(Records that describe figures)

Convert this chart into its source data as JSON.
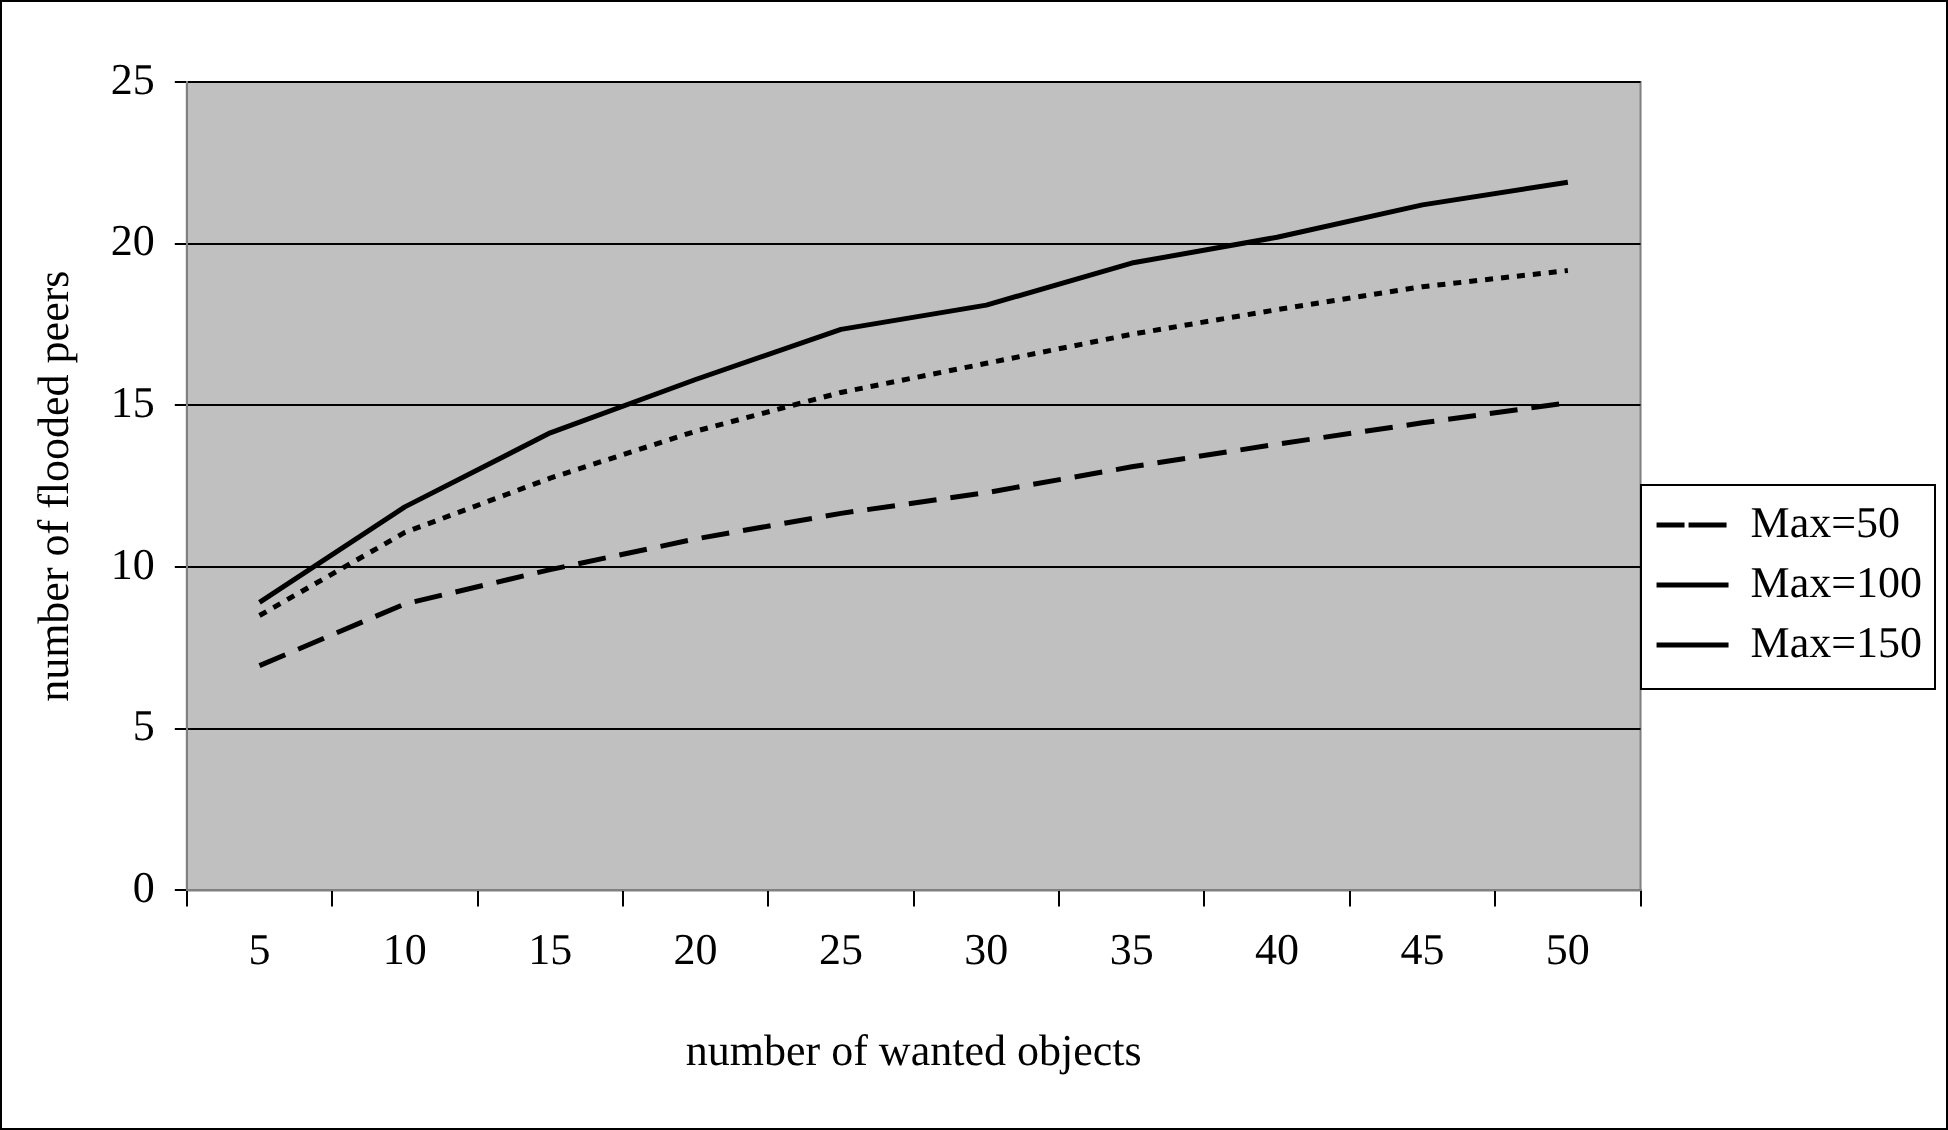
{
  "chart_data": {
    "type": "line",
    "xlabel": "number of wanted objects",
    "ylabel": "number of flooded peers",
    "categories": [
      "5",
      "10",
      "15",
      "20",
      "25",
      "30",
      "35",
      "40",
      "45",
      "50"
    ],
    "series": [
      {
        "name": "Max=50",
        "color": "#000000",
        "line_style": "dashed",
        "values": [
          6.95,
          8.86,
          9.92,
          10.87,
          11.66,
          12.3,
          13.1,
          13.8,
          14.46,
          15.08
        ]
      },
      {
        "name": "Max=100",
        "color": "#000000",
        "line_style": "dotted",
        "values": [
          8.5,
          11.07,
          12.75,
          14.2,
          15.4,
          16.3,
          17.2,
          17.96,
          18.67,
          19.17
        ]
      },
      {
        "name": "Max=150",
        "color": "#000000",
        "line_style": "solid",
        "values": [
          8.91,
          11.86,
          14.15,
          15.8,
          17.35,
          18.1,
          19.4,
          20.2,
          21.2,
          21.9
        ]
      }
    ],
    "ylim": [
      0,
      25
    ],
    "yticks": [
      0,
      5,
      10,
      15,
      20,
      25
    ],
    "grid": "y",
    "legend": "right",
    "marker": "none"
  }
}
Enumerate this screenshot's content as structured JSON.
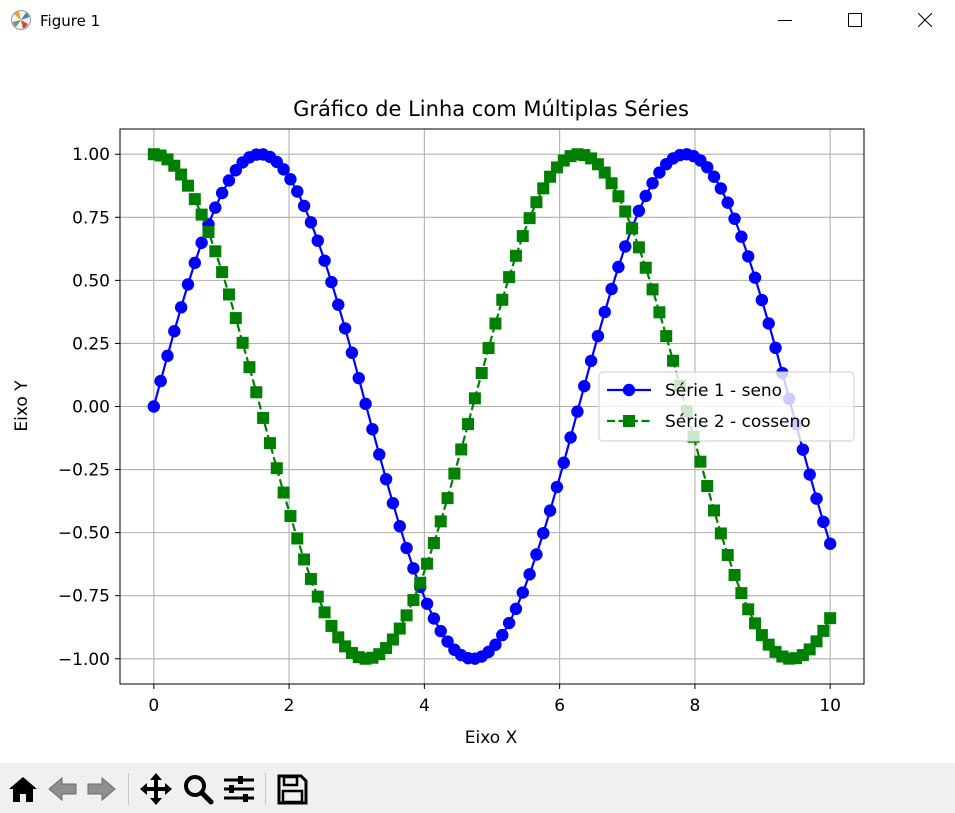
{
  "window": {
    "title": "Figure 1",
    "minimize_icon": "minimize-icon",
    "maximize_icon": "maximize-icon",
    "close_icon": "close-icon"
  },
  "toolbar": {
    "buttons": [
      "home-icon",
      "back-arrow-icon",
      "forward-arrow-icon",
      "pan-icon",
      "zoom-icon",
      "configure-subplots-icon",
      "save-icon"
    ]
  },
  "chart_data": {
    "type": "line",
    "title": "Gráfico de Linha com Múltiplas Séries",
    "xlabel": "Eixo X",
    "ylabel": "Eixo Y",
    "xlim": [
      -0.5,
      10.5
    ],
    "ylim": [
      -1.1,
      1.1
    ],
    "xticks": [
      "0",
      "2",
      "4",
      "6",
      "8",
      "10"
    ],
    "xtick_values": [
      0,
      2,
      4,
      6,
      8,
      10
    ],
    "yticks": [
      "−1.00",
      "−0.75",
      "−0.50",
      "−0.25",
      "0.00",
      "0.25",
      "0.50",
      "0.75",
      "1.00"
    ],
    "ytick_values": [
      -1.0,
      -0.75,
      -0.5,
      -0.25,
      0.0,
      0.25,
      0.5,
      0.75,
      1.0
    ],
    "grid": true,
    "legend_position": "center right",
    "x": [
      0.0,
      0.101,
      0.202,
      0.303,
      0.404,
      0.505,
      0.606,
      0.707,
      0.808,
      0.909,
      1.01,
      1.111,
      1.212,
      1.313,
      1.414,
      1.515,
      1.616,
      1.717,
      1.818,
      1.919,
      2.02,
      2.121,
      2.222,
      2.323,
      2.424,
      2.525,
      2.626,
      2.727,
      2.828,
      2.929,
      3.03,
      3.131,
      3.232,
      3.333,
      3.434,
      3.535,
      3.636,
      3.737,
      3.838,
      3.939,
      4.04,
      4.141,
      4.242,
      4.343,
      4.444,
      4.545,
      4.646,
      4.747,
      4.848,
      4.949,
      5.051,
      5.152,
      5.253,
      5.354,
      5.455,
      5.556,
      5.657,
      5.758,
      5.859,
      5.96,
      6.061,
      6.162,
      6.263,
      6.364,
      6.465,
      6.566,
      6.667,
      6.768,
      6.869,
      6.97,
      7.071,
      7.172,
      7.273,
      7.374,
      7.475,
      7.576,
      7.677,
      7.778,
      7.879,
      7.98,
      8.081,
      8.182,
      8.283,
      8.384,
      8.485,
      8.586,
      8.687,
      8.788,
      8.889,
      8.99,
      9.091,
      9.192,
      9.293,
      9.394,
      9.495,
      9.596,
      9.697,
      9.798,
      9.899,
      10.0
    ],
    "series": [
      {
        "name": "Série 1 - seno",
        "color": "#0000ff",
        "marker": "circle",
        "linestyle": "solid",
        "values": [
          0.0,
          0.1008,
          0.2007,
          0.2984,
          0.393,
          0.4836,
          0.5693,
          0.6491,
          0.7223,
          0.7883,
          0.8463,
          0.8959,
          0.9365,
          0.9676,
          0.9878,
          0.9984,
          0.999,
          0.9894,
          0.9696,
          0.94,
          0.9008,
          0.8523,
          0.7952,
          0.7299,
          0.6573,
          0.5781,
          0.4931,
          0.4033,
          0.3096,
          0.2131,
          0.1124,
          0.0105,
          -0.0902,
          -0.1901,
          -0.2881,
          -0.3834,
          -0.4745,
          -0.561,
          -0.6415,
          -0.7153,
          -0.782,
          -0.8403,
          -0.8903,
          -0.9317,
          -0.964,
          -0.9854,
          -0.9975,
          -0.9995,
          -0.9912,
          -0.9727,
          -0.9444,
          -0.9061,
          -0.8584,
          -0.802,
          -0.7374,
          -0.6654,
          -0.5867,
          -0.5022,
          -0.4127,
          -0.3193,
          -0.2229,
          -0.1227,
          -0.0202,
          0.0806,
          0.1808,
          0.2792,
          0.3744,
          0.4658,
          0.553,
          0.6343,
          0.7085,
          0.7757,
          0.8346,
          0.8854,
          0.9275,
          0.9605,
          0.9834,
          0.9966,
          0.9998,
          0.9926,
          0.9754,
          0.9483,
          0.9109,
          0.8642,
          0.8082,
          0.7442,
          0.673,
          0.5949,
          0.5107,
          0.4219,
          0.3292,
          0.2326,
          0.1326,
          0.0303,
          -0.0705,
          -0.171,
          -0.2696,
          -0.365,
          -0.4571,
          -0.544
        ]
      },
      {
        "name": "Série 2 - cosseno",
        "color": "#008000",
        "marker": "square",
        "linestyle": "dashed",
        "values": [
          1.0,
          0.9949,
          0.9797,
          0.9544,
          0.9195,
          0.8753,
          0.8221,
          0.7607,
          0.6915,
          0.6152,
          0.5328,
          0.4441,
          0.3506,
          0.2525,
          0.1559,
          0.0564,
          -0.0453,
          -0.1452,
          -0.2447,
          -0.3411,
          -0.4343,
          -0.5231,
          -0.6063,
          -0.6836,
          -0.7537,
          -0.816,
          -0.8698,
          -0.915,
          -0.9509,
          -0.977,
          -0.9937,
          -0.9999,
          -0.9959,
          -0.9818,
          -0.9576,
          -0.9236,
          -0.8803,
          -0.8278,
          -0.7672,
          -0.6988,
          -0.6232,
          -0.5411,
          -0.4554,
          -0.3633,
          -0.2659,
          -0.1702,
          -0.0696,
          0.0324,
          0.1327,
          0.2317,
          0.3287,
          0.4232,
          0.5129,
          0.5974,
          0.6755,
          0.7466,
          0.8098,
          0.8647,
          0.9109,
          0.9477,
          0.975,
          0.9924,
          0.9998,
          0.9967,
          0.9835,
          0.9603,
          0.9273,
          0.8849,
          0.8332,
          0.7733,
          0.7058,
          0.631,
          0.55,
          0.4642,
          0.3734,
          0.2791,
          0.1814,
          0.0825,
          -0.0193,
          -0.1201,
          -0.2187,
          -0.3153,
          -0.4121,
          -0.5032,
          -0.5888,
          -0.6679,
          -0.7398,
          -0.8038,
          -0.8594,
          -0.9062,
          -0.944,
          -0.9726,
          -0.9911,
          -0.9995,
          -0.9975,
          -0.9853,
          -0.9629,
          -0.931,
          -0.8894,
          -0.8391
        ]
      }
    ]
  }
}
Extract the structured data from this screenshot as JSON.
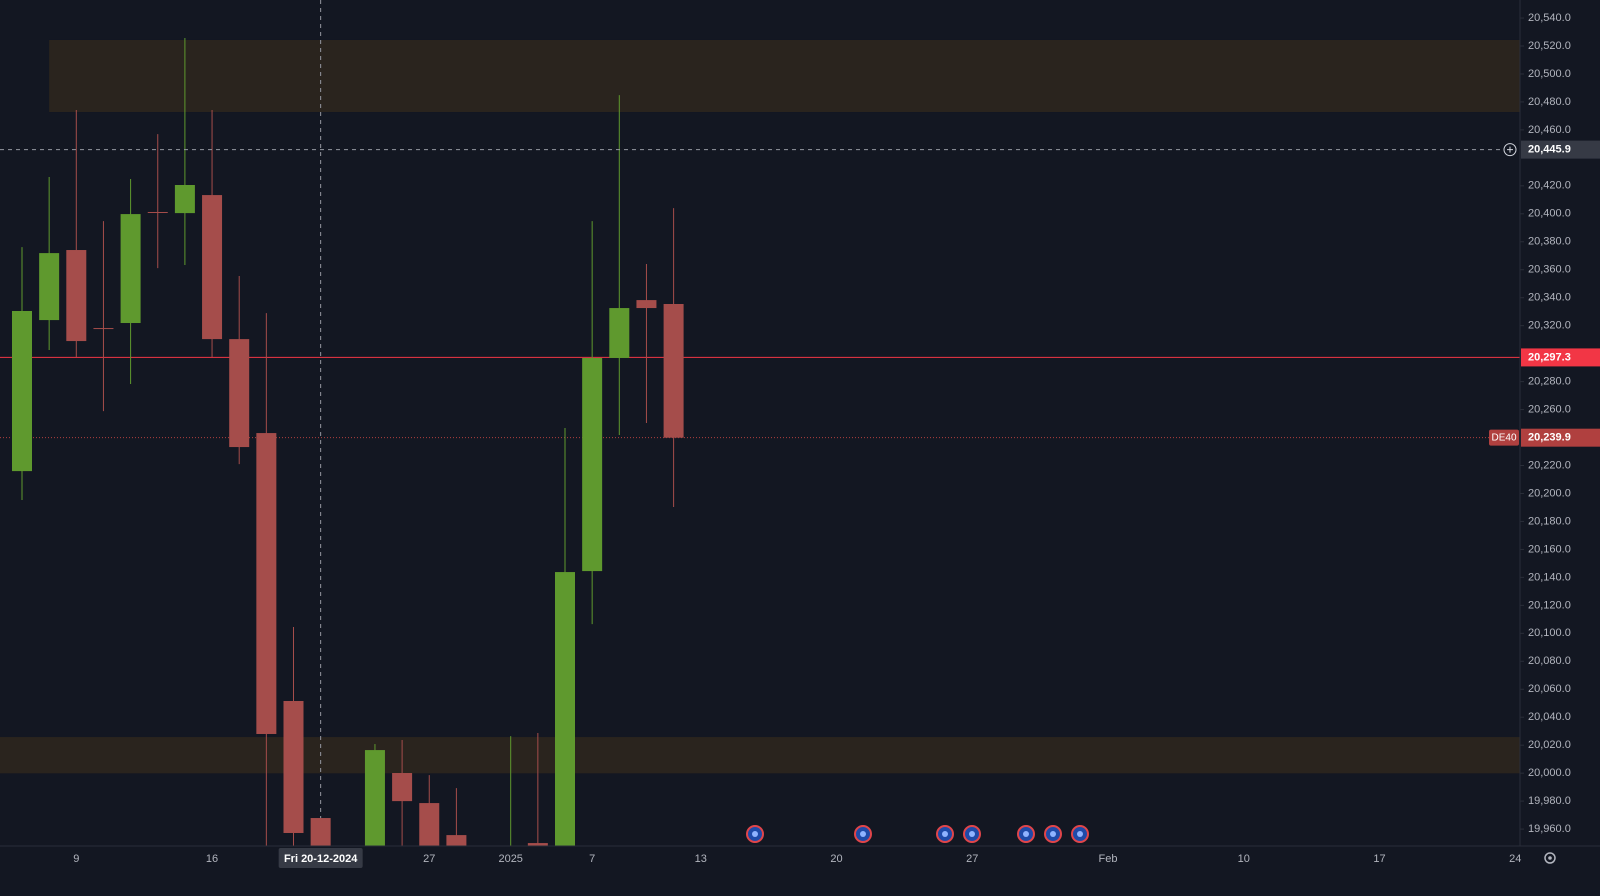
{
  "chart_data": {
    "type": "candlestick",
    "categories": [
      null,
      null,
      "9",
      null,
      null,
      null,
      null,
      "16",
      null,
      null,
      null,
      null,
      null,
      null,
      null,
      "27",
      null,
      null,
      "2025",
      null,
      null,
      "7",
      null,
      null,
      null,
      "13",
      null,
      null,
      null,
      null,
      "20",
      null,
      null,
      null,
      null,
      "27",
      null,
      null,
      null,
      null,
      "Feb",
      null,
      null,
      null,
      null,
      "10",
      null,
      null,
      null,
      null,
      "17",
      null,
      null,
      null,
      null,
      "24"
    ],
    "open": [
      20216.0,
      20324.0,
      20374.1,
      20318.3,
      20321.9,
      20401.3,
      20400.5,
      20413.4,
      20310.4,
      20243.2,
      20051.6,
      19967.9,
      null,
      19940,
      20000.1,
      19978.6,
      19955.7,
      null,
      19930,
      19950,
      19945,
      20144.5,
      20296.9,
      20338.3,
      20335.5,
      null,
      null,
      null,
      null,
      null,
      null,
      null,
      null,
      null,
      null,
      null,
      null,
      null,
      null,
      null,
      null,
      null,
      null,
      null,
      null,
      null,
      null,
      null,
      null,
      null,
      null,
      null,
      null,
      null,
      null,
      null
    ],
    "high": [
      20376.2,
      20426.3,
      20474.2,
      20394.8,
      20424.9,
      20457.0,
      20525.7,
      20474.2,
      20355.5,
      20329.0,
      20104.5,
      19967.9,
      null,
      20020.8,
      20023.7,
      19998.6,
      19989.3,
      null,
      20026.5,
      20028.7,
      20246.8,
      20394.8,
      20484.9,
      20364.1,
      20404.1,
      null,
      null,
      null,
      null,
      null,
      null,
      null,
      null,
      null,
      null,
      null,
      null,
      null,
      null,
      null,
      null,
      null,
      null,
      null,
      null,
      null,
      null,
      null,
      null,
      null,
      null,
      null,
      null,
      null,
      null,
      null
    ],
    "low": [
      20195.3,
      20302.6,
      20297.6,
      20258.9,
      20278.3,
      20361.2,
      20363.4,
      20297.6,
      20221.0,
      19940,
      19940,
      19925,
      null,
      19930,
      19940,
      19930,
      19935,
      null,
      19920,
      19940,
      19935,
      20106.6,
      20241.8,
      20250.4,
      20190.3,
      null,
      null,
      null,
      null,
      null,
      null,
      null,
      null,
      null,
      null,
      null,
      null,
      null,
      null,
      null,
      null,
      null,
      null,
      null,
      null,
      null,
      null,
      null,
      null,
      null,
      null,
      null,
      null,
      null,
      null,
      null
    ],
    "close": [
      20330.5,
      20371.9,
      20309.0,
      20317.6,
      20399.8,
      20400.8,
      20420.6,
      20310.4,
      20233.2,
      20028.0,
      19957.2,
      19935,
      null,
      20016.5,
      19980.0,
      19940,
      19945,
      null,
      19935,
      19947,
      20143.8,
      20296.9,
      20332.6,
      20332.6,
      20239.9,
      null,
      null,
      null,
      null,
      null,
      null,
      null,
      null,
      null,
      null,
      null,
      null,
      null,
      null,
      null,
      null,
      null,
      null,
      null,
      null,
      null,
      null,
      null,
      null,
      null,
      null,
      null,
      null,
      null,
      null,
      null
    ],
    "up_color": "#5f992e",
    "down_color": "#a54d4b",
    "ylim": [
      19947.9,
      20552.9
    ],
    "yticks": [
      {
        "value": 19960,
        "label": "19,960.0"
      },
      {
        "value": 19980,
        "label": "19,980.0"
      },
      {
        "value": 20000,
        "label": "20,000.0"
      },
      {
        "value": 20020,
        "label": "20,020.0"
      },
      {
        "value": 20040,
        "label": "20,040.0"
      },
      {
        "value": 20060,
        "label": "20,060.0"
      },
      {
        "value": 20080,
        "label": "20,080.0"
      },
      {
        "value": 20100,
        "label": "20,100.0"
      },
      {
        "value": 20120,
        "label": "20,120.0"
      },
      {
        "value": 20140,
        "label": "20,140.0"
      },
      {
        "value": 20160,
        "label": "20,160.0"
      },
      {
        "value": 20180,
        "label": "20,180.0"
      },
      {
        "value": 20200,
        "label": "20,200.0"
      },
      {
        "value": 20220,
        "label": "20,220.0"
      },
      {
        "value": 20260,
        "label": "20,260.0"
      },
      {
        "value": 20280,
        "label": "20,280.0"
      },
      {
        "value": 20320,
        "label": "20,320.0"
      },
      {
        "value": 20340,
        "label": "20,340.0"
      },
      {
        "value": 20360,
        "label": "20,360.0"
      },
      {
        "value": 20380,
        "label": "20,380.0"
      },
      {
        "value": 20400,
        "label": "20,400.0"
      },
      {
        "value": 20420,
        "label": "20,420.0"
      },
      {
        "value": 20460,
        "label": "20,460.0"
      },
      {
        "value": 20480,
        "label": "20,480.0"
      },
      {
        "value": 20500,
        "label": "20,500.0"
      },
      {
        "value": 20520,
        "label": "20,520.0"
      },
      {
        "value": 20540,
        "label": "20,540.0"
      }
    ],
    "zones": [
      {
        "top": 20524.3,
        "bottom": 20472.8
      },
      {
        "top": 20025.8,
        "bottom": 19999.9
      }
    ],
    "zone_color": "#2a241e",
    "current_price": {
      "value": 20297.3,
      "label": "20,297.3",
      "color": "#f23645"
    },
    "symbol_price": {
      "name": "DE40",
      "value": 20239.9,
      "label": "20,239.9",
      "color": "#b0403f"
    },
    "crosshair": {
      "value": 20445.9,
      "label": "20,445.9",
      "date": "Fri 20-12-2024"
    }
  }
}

→ **Required work**: Pick out the lines that have the word "xlabel". Copy them all.

→ **Solution for this task**:
    "xlabel": "number of wanted objects",
    "xlabel": "Eixo X",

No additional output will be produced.